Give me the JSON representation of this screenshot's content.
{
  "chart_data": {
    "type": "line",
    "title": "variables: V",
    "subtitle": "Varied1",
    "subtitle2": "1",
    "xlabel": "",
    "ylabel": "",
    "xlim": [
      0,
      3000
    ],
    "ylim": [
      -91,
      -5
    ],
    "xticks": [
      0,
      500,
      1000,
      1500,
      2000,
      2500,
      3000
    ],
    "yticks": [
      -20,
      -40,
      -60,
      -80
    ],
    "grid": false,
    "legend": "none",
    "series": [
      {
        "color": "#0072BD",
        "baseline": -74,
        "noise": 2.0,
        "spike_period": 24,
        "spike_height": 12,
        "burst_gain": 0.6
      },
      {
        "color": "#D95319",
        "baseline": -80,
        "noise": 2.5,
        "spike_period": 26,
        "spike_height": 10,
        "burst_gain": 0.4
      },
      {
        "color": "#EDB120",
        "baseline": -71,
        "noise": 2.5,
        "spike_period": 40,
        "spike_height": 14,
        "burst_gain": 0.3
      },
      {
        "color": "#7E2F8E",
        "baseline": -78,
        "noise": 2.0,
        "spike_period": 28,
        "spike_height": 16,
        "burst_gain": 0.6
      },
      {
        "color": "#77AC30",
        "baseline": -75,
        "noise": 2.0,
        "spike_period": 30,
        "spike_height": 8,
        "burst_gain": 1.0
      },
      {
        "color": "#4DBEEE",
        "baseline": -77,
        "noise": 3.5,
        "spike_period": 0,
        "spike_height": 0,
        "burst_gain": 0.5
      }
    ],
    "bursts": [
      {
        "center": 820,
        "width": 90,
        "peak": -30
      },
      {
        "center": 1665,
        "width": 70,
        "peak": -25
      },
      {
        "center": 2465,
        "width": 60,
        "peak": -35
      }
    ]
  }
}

- What you should do:
Extract all of the data above without altering anything.

- Output:
Give me the JSON representation of this screenshot's content.
{
  "chart_data": {
    "type": "line",
    "title": "variables: V",
    "subtitle": "Varied1",
    "subtitle2": "1",
    "xlabel": "",
    "ylabel": "",
    "xlim": [
      0,
      3000
    ],
    "ylim": [
      -91,
      -5
    ],
    "xticks": [
      0,
      500,
      1000,
      1500,
      2000,
      2500,
      3000
    ],
    "yticks": [
      -20,
      -40,
      -60,
      -80
    ],
    "grid": false,
    "legend": "none",
    "series": [
      {
        "color": "#0072BD",
        "baseline": -74,
        "noise": 2.0,
        "spike_period": 24,
        "spike_height": 12,
        "burst_gain": 0.6
      },
      {
        "color": "#D95319",
        "baseline": -80,
        "noise": 2.5,
        "spike_period": 26,
        "spike_height": 10,
        "burst_gain": 0.4
      },
      {
        "color": "#EDB120",
        "baseline": -71,
        "noise": 2.5,
        "spike_period": 40,
        "spike_height": 14,
        "burst_gain": 0.3
      },
      {
        "color": "#7E2F8E",
        "baseline": -78,
        "noise": 2.0,
        "spike_period": 28,
        "spike_height": 16,
        "burst_gain": 0.6
      },
      {
        "color": "#77AC30",
        "baseline": -75,
        "noise": 2.0,
        "spike_period": 30,
        "spike_height": 8,
        "burst_gain": 1.0
      },
      {
        "color": "#4DBEEE",
        "baseline": -77,
        "noise": 3.5,
        "spike_period": 0,
        "spike_height": 0,
        "burst_gain": 0.5
      }
    ],
    "bursts": [
      {
        "center": 820,
        "width": 90,
        "peak": -30
      },
      {
        "center": 1665,
        "width": 70,
        "peak": -25
      },
      {
        "center": 2465,
        "width": 60,
        "peak": -35
      }
    ]
  }
}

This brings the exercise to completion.